Look through the data below. Show each line where the string "JSON" occurs.
--- Begin ---
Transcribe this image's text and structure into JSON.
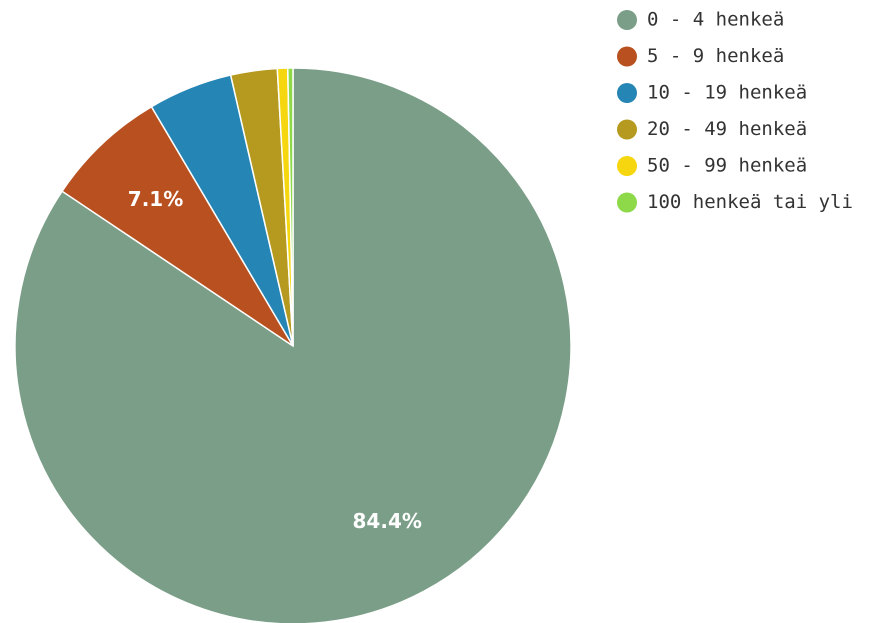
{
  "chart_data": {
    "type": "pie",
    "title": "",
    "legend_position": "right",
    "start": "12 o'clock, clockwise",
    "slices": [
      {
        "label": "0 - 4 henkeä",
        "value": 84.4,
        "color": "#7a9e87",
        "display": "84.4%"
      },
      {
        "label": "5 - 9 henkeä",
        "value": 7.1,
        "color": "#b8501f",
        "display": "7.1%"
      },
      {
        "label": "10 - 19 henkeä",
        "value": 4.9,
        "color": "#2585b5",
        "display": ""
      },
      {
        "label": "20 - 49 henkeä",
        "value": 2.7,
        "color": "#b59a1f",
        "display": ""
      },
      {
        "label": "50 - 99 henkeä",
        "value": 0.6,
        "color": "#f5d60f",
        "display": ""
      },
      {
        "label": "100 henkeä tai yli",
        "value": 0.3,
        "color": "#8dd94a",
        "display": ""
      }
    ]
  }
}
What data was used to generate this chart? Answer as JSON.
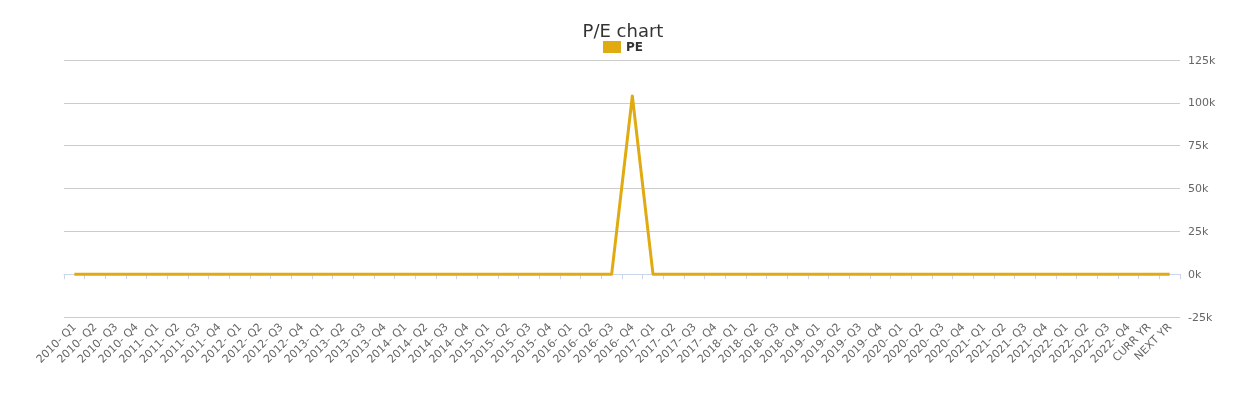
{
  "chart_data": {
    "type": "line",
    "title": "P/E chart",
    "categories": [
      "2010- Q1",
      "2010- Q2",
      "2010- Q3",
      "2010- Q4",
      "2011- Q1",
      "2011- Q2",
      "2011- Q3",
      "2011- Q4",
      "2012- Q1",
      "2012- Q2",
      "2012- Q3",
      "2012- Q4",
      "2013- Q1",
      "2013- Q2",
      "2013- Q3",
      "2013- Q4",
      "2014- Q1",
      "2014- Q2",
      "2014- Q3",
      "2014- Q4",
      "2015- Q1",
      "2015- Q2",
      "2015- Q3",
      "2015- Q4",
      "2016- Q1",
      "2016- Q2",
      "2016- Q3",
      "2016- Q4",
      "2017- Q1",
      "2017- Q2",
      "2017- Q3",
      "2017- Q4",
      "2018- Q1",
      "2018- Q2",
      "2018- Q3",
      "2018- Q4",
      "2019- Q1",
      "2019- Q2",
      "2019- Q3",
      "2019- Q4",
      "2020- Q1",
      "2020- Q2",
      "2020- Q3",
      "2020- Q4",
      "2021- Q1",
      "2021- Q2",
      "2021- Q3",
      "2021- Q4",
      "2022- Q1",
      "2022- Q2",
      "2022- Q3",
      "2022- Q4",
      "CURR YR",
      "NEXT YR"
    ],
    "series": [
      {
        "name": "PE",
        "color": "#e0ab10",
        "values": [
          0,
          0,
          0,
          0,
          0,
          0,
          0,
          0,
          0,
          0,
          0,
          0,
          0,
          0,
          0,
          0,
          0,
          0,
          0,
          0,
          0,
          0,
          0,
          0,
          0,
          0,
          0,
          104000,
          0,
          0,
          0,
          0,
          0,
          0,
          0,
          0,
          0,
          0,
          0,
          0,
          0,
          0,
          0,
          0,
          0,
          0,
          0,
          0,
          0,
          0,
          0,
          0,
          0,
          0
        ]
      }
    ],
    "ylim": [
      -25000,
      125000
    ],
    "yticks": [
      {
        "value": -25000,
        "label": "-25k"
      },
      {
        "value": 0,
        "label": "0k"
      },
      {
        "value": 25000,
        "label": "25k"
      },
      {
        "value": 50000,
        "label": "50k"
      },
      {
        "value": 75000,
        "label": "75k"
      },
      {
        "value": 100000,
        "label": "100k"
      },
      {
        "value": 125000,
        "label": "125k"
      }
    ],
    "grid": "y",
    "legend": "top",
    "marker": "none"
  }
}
--- End ---
--- Begin ---
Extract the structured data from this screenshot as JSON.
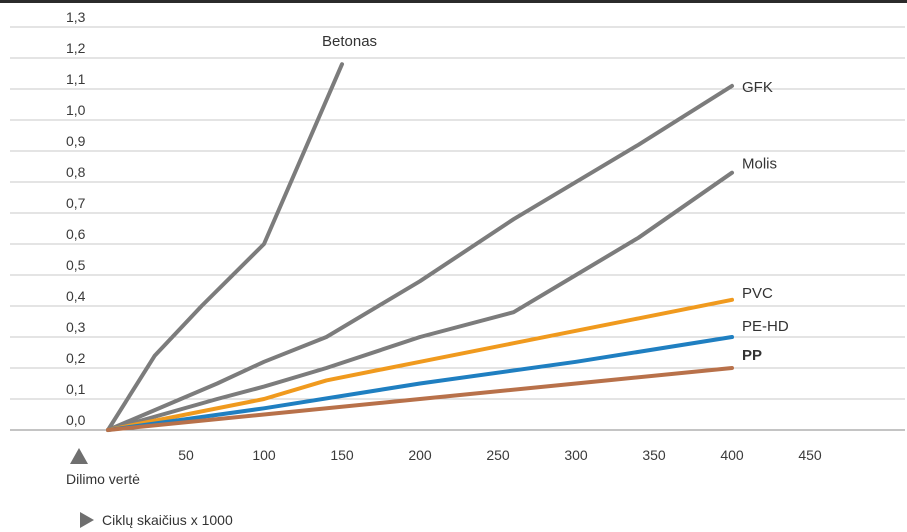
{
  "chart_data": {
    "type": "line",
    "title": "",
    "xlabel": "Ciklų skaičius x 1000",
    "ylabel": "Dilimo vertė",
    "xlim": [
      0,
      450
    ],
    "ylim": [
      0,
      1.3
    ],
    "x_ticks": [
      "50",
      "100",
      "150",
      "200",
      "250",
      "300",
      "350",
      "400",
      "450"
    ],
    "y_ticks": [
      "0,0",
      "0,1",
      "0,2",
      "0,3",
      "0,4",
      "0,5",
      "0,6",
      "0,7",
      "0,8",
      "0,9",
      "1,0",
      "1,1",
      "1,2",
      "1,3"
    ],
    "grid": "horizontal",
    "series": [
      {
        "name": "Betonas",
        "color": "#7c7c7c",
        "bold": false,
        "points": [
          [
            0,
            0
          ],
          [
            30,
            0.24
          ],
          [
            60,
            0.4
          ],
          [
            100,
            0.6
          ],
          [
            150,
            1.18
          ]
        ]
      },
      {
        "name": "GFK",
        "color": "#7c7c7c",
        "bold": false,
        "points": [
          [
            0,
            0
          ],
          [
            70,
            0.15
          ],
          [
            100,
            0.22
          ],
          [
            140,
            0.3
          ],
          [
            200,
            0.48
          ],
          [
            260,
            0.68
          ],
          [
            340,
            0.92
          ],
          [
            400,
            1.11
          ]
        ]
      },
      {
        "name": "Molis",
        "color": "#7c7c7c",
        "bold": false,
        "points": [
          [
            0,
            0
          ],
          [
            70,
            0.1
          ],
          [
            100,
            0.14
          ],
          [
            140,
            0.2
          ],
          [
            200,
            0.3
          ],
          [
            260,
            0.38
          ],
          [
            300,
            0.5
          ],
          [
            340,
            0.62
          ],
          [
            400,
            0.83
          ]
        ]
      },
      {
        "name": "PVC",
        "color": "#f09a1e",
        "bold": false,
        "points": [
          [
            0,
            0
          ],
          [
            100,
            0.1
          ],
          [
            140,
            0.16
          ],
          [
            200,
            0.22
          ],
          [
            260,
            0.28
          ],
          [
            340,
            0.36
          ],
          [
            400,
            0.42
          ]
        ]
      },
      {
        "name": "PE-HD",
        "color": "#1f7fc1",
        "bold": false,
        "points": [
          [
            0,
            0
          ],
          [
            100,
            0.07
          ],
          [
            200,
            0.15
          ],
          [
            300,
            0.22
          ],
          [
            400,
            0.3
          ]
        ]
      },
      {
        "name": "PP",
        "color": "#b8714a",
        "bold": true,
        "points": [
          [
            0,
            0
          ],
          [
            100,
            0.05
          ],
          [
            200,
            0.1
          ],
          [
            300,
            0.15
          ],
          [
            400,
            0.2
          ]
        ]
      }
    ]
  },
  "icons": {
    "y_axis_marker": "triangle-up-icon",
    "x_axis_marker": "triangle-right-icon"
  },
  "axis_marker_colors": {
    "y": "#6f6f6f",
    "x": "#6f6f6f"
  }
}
--- End ---
## Task result
Transcribe this image's text and structure into JSON.
What data was used to generate this chart? Answer as JSON.
Extract the structured data from this screenshot as JSON.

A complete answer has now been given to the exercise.